(Records excerpted from a collection)

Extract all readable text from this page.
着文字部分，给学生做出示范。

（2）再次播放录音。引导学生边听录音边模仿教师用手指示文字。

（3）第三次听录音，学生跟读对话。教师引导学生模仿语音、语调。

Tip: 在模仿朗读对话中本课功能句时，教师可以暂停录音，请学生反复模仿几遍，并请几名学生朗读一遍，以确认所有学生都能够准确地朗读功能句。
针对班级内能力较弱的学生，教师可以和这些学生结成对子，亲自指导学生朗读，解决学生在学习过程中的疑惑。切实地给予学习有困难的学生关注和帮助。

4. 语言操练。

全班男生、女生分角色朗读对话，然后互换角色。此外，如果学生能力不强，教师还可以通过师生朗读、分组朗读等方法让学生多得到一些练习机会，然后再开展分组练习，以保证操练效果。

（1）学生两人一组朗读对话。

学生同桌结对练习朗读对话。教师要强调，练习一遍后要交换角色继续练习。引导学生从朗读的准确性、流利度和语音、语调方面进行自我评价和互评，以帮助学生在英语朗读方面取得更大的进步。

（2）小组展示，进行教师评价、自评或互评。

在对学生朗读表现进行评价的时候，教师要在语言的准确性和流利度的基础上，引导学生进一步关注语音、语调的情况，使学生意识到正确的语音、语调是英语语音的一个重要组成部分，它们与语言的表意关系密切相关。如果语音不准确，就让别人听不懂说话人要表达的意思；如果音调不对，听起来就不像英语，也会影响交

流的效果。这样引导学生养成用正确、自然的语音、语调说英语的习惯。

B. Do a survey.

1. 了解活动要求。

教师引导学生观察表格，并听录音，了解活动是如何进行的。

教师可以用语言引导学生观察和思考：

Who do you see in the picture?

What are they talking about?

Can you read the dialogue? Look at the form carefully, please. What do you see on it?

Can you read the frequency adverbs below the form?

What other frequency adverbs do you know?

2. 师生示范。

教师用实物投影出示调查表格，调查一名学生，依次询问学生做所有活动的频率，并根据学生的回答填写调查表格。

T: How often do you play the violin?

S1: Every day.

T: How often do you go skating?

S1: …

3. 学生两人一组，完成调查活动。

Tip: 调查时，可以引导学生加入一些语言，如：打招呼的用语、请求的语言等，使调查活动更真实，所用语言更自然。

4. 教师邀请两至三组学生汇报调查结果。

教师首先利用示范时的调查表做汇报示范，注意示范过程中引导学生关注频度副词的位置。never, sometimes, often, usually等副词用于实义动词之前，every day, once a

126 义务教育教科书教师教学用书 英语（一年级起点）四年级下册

→ What to produce
Write out the whole listing exactly.

→ Exercise solution
Extract all readable text from this page.
着文字部分，给学生做出示范。

（2）再次播放录音。引导学生边听录音边模仿教师用手指示文字。

（3）第三次听录音，学生跟读对话。教师引导学生模仿语音、语调。

Tip: 在模仿朗读对话中本课功能句时，教师可以暂停录音，请学生反复模仿几遍，并请几名学生朗读一遍，以确认所有学生都能够准确地朗读功能句。
针对班级内能力较弱的学生，教师可以和这些学生结成对子，亲自指导学生朗读，解决学生在学习过程中的疑惑。切实地给予学习有困难的学生关注和帮助。

4. 语言操练。

全班男生、女生分角色朗读对话，然后互换角色。此外，如果学生能力不强，教师还可以通过师生朗读、分组朗读等方法让学生多得到一些练习机会，然后再开展分组练习，以保证操练效果。

（1）学生两人一组朗读对话。

学生同桌结对练习朗读对话。教师要强调，练习一遍后要交换角色继续练习。引导学生从朗读的准确性、流利度和语音、语调方面进行自我评价和互评，以帮助学生在英语朗读方面取得更大的进步。

（2）小组展示，进行教师评价、自评或互评。

在对学生朗读表现进行评价的时候，教师要在语言的准确性和流利度的基础上，引导学生进一步关注语音、语调的情况，使学生意识到正确的语音、语调是英语语音的一个重要组成部分，它们与语言的表意关系密切相关。如果语音不准确，就让别人听不懂说话人要表达的意思；如果音调不对，听起来就不像英语，也会影响交

流的效果。这样引导学生养成用正确、自然的语音、语调说英语的习惯。

B. Do a survey.

1. 了解活动要求。

教师引导学生观察表格，并听录音，了解活动是如何进行的。

教师可以用语言引导学生观察和思考：

Who do you see in the picture?

What are they talking about?

Can you read the dialogue? Look at the form carefully, please. What do you see on it?

Can you read the frequency adverbs below the form?

What other frequency adverbs do you know?

2. 师生示范。

教师用实物投影出示调查表格，调查一名学生，依次询问学生做所有活动的频率，并根据学生的回答填写调查表格。

T: How often do you play the violin?

S1: Every day.

T: How often do you go skating?

S1: …

3. 学生两人一组，完成调查活动。

Tip: 调查时，可以引导学生加入一些语言，如：打招呼的用语、请求的语言等，使调查活动更真实，所用语言更自然。

4. 教师邀请两至三组学生汇报调查结果。

教师首先利用示范时的调查表做汇报示范，注意示范过程中引导学生关注频度副词的位置。never, sometimes, often, usually等副词用于实义动词之前，every day, once a

126 义务教育教科书教师教学用书 英语（一年级起点）四年级下册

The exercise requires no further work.